WORK TO DO
Could you write out every record below exactly, leaving out any pictures?

DATA ROWS
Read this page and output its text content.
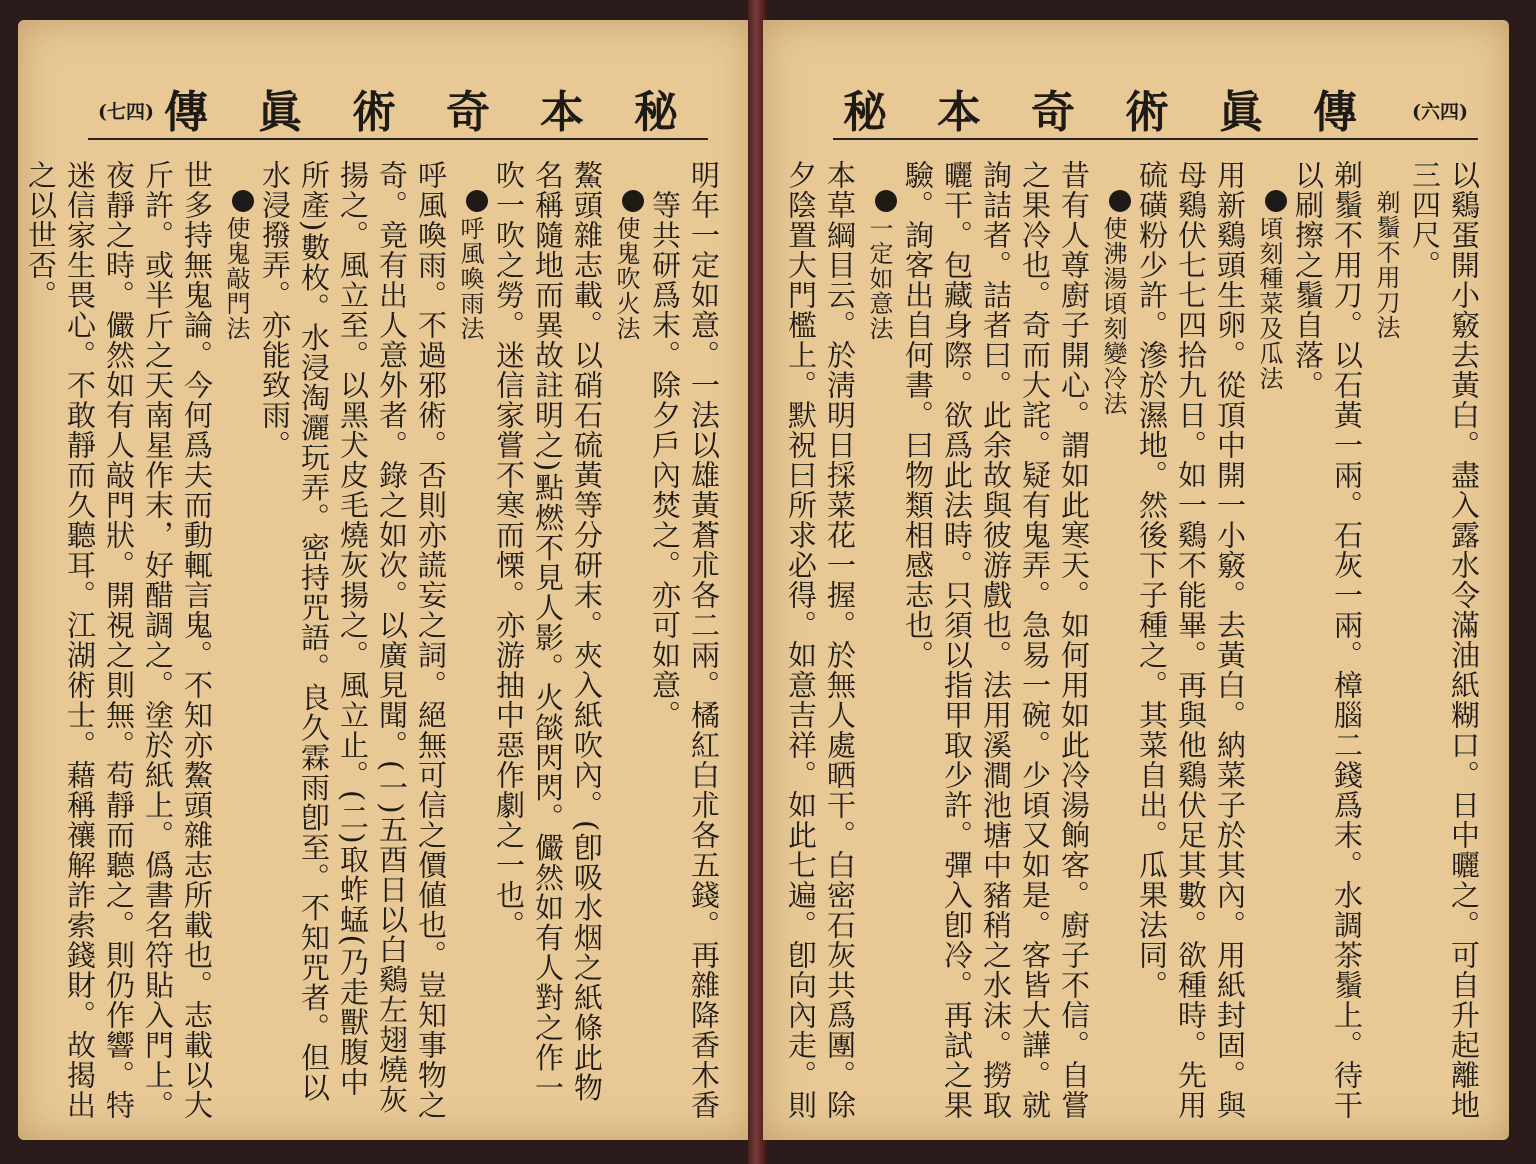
(七四) 傳眞術奇本秘

明年一定如意。一法以雄黃蒼朮各二兩。橘紅白朮各五錢。再雜降香木香

等共研爲末。除夕戶內焚之。亦可如意。

使鬼吹火法

鰲頭雜志載。以硝石硫黃等分研末。夾入紙吹內。(卽吸水烟之紙條此物

名稱隨地而異故註明之)點燃不見人影。火燄閃閃。儼然如有人對之作一

吹一吹之勞。迷信家嘗不寒而慄。亦游抽中惡作劇之一也。

呼風喚雨法

呼風喚雨。不過邪術。否則亦謊妄之詞。絕無可信之價値也。豈知事物之

奇。竟有出人意外者。錄之如次。以廣見聞。(一)五酉日以白鷄左翅燒灰

揚之。風立至。以黑犬皮毛燒灰揚之。風立止。(二)取蚱蜢(乃走獸腹中

所產)數枚。水浸淘灑玩弄。密持咒語。良久霖雨卽至。不知咒者。但以

水浸撥弄。亦能致雨。

使鬼敲門法

世多持無鬼論。今何爲夫而動輒言鬼。不知亦鰲頭雜志所載也。志載以大

斤許。或半斤之天南星作末，好醋調之。塗於紙上。僞書名符貼入門上。

夜靜之時。儼然如有人敲門狀。開視之則無。苟靜而聽之。則仍作響。特

迷信家生畏心。不敢靜而久聽耳。江湖術士。藉稱禳解詐索錢財。故揭出

之以世否。

秘本奇術眞傳 (六四)

以鷄蛋開小竅去黃白。盡入露水令滿油紙糊口。日中曬之。可自升起離地

三四尺。

剃鬚不用刀法

剃鬚不用刀。以石黃一兩。石灰一兩。樟腦二錢爲末。水調茶鬚上。待干

以刷擦之鬚自落。

頃刻種菜及瓜法

用新鷄頭生卵。從頂中開一小竅。去黃白。納菜子於其內。用紙封固。與

母鷄伏七七四拾九日。如一鷄不能畢。再與他鷄伏足其數。欲種時。先用

硫磺粉少許。滲於濕地。然後下子種之。其菜自出。瓜果法同。

使沸湯頃刻變冷法

昔有人尊廚子開心。謂如此寒天。如何用如此冷湯餉客。廚子不信。自嘗

之果冷也。奇而大詫。疑有鬼弄。急易一碗。少頃又如是。客皆大譁。就

詢詰者。詰者曰。此余故與彼游戲也。法用溪澗池塘中豬稍之水沫。撈取

曬干。包藏身際。欲爲此法時。只須以指甲取少許。彈入卽冷。再試之果

驗。詢客出自何書。曰物類相感志也。

一定如意法

本草綱目云。於淸明日採菜花一握。於無人處晒干。白密石灰共爲團。除

夕陰置大門檻上。默祝曰所求必得。如意吉祥。如此七遍。卽向內走。則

FULL ANSWER
Read this page and output its text content.
(七四) 傳眞術奇本秘

明年一定如意。一法以雄黃蒼朮各二兩。橘紅白朮各五錢。再雜降香木香

等共研爲末。除夕戶內焚之。亦可如意。

使鬼吹火法

鰲頭雜志載。以硝石硫黃等分研末。夾入紙吹內。(卽吸水烟之紙條此物

名稱隨地而異故註明之)點燃不見人影。火燄閃閃。儼然如有人對之作一

吹一吹之勞。迷信家嘗不寒而慄。亦游抽中惡作劇之一也。

呼風喚雨法

呼風喚雨。不過邪術。否則亦謊妄之詞。絕無可信之價値也。豈知事物之

奇。竟有出人意外者。錄之如次。以廣見聞。(一)五酉日以白鷄左翅燒灰

揚之。風立至。以黑犬皮毛燒灰揚之。風立止。(二)取蚱蜢(乃走獸腹中

所產)數枚。水浸淘灑玩弄。密持咒語。良久霖雨卽至。不知咒者。但以

水浸撥弄。亦能致雨。

使鬼敲門法

世多持無鬼論。今何爲夫而動輒言鬼。不知亦鰲頭雜志所載也。志載以大

斤許。或半斤之天南星作末，好醋調之。塗於紙上。僞書名符貼入門上。

夜靜之時。儼然如有人敲門狀。開視之則無。苟靜而聽之。則仍作響。特

迷信家生畏心。不敢靜而久聽耳。江湖術士。藉稱禳解詐索錢財。故揭出

之以世否。

秘本奇術眞傳 (六四)

以鷄蛋開小竅去黃白。盡入露水令滿油紙糊口。日中曬之。可自升起離地

三四尺。

剃鬚不用刀法

剃鬚不用刀。以石黃一兩。石灰一兩。樟腦二錢爲末。水調茶鬚上。待干

以刷擦之鬚自落。

頃刻種菜及瓜法

用新鷄頭生卵。從頂中開一小竅。去黃白。納菜子於其內。用紙封固。與

母鷄伏七七四拾九日。如一鷄不能畢。再與他鷄伏足其數。欲種時。先用

硫磺粉少許。滲於濕地。然後下子種之。其菜自出。瓜果法同。

使沸湯頃刻變冷法

昔有人尊廚子開心。謂如此寒天。如何用如此冷湯餉客。廚子不信。自嘗

之果冷也。奇而大詫。疑有鬼弄。急易一碗。少頃又如是。客皆大譁。就

詢詰者。詰者曰。此余故與彼游戲也。法用溪澗池塘中豬稍之水沫。撈取

曬干。包藏身際。欲爲此法時。只須以指甲取少許。彈入卽冷。再試之果

驗。詢客出自何書。曰物類相感志也。

一定如意法

本草綱目云。於淸明日採菜花一握。於無人處晒干。白密石灰共爲團。除

夕陰置大門檻上。默祝曰所求必得。如意吉祥。如此七遍。卽向內走。則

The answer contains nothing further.